- PROBLEM -
Copy out all lines in the data below containing the string "účinky".

- LISTED RECORDS -
=-=-=

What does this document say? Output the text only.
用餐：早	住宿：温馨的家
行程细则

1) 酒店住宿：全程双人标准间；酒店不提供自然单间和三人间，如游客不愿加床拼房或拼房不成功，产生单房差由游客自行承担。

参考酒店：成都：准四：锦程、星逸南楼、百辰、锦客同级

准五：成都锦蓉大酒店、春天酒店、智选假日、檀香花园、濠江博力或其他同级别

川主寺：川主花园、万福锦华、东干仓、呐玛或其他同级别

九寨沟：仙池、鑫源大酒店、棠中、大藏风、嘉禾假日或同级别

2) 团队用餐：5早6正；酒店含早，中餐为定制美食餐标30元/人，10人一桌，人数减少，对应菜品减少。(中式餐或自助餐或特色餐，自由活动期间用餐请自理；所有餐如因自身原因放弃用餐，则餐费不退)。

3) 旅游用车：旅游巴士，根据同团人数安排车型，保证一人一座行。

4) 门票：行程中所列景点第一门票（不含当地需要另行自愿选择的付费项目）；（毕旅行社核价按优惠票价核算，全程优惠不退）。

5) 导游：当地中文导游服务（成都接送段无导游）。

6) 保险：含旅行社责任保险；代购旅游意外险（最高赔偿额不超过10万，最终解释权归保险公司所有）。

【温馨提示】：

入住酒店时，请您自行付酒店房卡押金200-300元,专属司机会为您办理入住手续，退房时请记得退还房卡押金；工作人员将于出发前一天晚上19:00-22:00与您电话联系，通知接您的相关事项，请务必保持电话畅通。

=-=-=

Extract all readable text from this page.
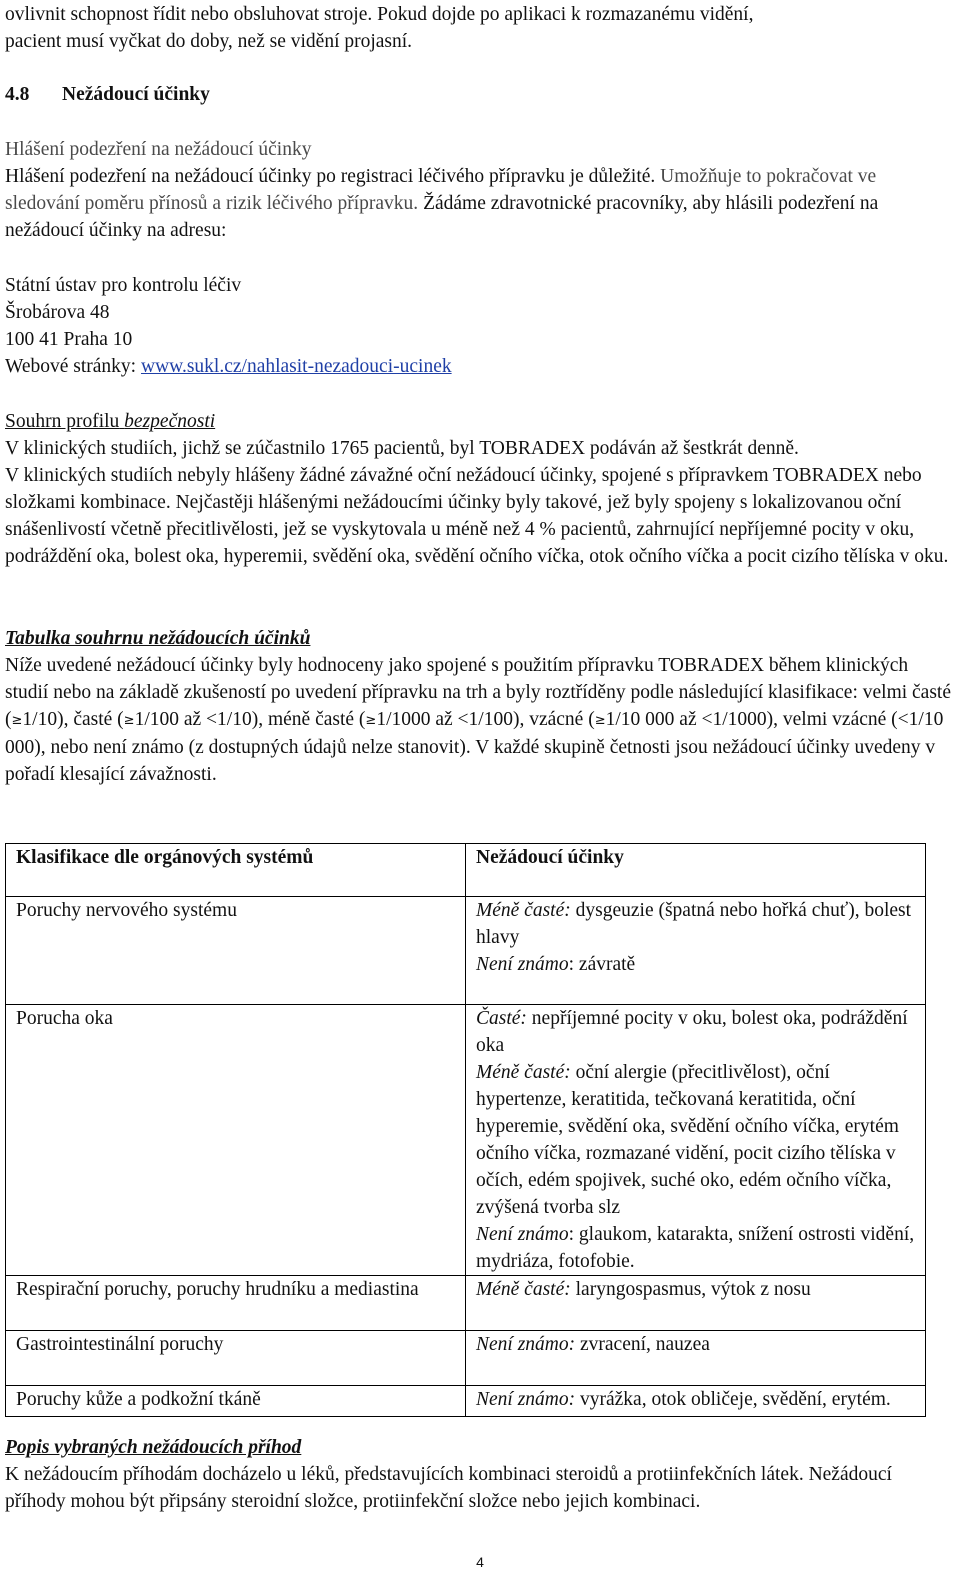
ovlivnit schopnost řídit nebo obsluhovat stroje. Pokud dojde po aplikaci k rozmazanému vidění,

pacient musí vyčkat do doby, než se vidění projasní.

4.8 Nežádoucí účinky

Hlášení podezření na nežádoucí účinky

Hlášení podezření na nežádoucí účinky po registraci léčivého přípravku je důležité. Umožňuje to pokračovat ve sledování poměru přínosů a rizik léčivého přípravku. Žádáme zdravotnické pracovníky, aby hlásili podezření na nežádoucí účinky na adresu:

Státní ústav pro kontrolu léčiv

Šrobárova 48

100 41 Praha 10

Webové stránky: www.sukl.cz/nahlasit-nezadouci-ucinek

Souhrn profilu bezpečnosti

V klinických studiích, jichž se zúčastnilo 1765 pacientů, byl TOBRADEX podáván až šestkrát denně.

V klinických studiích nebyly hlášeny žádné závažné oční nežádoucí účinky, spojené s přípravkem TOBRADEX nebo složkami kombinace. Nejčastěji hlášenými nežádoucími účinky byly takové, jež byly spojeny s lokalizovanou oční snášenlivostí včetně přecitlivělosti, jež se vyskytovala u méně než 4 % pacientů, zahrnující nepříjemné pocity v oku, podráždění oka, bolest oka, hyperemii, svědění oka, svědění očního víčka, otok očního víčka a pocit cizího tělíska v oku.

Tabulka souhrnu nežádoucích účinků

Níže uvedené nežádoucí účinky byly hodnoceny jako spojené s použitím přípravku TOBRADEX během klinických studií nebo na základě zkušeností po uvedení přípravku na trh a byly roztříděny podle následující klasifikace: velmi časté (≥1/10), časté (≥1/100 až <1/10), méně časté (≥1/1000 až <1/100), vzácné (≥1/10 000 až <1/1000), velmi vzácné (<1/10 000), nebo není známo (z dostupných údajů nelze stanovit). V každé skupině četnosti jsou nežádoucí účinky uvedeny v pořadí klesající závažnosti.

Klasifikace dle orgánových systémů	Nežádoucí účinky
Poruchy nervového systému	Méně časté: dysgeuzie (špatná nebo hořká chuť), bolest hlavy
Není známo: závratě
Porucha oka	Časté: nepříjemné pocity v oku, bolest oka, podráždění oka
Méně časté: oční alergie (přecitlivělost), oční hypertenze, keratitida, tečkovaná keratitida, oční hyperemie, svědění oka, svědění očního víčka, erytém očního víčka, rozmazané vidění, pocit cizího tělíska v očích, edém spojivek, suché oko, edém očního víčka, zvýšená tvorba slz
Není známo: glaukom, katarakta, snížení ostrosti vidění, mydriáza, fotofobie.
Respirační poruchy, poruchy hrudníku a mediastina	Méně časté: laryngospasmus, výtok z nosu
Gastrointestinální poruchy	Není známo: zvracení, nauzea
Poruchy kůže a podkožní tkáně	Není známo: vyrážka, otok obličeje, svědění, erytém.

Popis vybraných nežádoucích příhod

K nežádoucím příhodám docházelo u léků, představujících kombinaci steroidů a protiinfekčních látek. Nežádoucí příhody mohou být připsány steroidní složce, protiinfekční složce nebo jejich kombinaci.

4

=-=-=

- ANSWER FOR THE TASK -
4.8 Nežádoucí účinky
Hlášení podezření na nežádoucí účinky
Hlášení podezření na nežádoucí účinky po registraci léčivého přípravku je důležité. Umožňuje to pokračovat ve sledování poměru přínosů a rizik léčivého přípravku. Žádáme zdravotnické pracovníky, aby hlásili podezření na nežádoucí účinky na adresu:
V klinických studiích nebyly hlášeny žádné závažné oční nežádoucí účinky, spojené s přípravkem TOBRADEX nebo složkami kombinace. Nejčastěji hlášenými nežádoucími účinky byly takové, jež byly spojeny s lokalizovanou oční snášenlivostí včetně přecitlivělosti, jež se vyskytovala u méně než 4 % pacientů, zahrnující nepříjemné pocity v oku, podráždění oka, bolest oka, hyperemii, svědění oka, svědění očního víčka, otok očního víčka a pocit cizího tělíska v oku.
Níže uvedené nežádoucí účinky byly hodnoceny jako spojené s použitím přípravku TOBRADEX během klinických studií nebo na základě zkušeností po uvedení přípravku na trh a byly roztříděny podle následující klasifikace: velmi časté (≥1/10), časté (≥1/100 až <1/10), méně časté (≥1/1000 až <1/100), vzácné (≥1/10 000 až <1/1000), velmi vzácné (<1/10 000), nebo není známo (z dostupných údajů nelze stanovit). V každé skupině četnosti jsou nežádoucí účinky uvedeny v pořadí klesající závažnosti.
Klasifikace dle orgánových systémů	Nežádoucí účinky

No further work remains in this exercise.